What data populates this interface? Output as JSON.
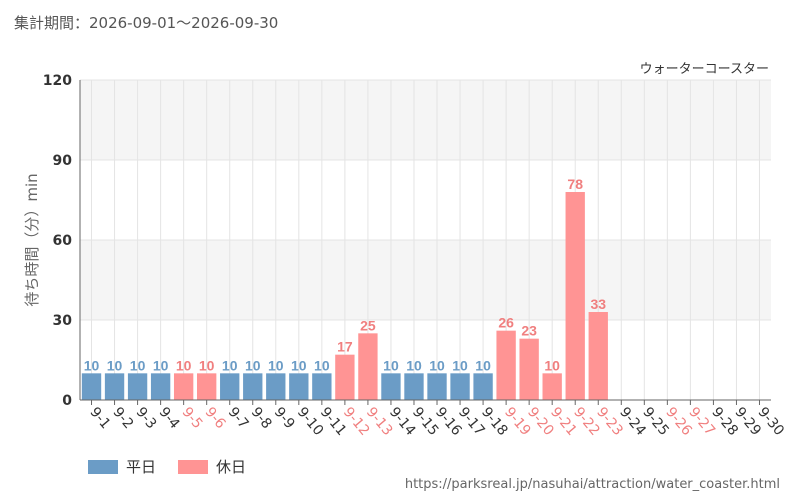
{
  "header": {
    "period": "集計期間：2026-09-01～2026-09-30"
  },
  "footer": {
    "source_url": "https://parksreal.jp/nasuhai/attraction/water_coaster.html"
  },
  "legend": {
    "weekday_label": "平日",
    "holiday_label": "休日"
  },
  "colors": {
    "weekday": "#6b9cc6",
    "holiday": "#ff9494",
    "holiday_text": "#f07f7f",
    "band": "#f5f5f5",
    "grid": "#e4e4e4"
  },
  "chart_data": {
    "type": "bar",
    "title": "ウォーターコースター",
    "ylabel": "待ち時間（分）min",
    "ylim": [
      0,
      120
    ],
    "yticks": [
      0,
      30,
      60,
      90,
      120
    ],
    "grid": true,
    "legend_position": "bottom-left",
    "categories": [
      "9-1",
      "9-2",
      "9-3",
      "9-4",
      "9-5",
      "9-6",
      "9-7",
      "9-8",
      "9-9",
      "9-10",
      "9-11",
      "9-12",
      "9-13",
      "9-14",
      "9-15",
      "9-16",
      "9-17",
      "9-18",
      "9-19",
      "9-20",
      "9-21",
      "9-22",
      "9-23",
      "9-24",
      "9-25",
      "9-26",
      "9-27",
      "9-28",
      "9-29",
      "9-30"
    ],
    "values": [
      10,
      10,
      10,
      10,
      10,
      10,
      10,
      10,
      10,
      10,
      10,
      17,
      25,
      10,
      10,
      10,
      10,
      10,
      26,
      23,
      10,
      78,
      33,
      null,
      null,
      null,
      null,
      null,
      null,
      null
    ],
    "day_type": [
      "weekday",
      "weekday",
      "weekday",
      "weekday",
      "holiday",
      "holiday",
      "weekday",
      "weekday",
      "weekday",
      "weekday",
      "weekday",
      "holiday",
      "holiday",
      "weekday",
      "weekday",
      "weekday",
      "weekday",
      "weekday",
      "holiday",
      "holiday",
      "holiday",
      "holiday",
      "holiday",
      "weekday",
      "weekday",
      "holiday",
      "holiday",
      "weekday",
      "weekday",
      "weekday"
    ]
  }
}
§ §
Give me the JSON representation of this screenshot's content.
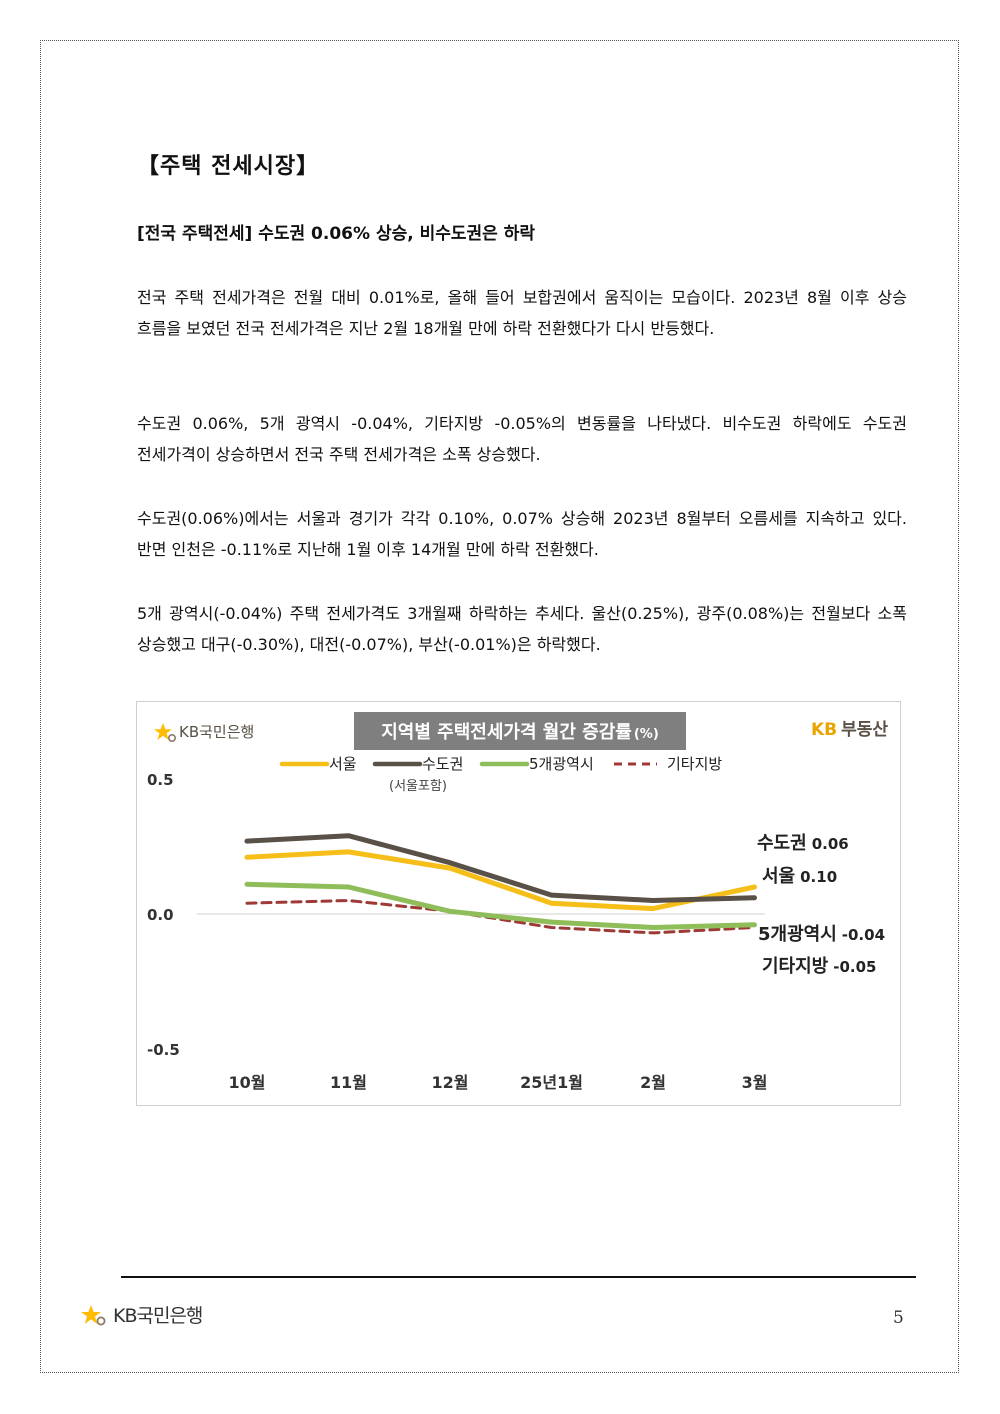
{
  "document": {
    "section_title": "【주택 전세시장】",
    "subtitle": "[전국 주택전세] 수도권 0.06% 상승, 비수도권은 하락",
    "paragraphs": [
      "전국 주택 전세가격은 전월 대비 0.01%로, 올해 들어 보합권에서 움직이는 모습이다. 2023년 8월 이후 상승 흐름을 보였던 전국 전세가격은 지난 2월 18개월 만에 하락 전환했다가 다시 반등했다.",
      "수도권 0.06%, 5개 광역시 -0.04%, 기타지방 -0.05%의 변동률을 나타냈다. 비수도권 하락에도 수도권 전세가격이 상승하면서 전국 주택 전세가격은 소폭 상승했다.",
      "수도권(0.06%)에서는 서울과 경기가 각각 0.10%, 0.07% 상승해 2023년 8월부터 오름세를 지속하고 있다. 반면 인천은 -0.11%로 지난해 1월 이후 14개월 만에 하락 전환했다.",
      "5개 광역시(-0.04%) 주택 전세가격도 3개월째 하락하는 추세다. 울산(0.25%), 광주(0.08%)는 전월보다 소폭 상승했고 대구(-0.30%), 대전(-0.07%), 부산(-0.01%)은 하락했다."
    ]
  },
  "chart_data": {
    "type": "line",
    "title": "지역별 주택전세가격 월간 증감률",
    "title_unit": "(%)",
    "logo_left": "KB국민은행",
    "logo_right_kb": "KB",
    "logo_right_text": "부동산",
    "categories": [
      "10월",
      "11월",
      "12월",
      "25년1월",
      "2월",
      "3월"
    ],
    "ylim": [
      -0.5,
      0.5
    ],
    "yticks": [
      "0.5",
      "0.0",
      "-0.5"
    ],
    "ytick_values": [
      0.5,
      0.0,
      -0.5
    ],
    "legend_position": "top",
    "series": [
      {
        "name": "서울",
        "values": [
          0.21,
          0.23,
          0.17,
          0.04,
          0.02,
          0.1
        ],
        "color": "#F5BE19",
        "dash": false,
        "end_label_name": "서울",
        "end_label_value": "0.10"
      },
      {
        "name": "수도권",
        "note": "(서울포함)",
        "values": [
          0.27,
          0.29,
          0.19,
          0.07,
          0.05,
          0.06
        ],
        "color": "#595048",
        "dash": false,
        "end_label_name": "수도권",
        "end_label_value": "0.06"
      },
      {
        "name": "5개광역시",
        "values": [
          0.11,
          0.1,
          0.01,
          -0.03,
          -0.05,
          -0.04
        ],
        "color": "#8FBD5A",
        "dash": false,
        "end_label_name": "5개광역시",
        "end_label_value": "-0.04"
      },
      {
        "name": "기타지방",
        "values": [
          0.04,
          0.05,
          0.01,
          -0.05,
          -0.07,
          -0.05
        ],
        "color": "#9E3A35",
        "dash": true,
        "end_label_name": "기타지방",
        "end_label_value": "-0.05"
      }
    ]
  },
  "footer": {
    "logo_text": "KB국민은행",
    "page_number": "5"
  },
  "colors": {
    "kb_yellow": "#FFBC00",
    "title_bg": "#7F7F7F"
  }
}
§ §
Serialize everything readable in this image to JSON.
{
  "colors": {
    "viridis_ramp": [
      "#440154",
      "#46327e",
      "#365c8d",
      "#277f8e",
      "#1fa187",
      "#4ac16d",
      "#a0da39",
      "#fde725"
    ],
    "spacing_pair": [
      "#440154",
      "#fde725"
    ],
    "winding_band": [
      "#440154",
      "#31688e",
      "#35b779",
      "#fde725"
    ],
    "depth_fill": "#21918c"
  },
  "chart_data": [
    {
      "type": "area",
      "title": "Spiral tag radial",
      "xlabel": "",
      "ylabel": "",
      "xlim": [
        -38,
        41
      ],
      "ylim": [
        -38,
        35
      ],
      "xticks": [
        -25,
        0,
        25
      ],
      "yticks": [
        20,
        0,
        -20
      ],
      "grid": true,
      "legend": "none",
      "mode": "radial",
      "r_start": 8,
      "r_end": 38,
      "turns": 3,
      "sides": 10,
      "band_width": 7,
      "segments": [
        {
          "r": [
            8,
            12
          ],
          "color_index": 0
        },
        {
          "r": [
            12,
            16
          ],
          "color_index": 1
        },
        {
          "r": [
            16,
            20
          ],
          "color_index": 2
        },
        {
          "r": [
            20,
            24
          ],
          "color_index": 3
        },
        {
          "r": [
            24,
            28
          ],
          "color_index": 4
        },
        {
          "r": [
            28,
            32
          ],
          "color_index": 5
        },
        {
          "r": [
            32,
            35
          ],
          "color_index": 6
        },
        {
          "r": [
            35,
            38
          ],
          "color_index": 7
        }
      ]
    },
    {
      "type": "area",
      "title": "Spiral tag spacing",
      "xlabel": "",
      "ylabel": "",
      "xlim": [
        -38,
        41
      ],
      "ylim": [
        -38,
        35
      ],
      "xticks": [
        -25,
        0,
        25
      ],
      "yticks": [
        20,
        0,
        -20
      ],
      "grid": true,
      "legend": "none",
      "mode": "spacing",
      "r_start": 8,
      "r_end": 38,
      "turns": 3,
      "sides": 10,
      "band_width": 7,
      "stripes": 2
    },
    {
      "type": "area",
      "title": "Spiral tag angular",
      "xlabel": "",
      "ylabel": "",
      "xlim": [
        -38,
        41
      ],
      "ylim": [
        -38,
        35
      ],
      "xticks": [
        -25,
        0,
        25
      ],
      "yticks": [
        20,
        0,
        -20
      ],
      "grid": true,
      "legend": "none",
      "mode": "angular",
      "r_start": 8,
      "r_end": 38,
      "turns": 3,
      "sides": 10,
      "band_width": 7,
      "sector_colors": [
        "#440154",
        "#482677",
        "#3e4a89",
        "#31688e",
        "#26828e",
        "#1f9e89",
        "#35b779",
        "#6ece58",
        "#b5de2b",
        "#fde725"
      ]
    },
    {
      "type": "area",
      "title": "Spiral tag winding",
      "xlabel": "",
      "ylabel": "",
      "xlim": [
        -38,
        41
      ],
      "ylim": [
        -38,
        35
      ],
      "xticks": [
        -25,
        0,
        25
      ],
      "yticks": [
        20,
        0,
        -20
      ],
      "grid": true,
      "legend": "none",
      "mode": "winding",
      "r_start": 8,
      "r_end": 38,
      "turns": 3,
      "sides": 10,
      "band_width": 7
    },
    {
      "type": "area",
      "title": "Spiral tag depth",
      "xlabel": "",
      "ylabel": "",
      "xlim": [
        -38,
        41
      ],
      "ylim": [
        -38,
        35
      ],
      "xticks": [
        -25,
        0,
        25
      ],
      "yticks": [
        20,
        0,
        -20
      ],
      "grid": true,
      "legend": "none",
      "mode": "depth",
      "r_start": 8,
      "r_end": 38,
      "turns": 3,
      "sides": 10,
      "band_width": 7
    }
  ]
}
§ §
» **Problem to solve**
Filter the records above and return every line that holds the word "전세가격은".

» **Complete answer**
      "전국 주택 전세가격은 전월 대비 0.01%로, 올해 들어 보합권에서 움직이는 모습이다. 2023년 8월 이후 상승 흐름을 보였던 전국 전세가격은 지난 2월 18개월 만에 하락 전환했다가 다시 반등했다.",
      "수도권 0.06%, 5개 광역시 -0.04%, 기타지방 -0.05%의 변동률을 나타냈다. 비수도권 하락에도 수도권 전세가격이 상승하면서 전국 주택 전세가격은 소폭 상승했다.",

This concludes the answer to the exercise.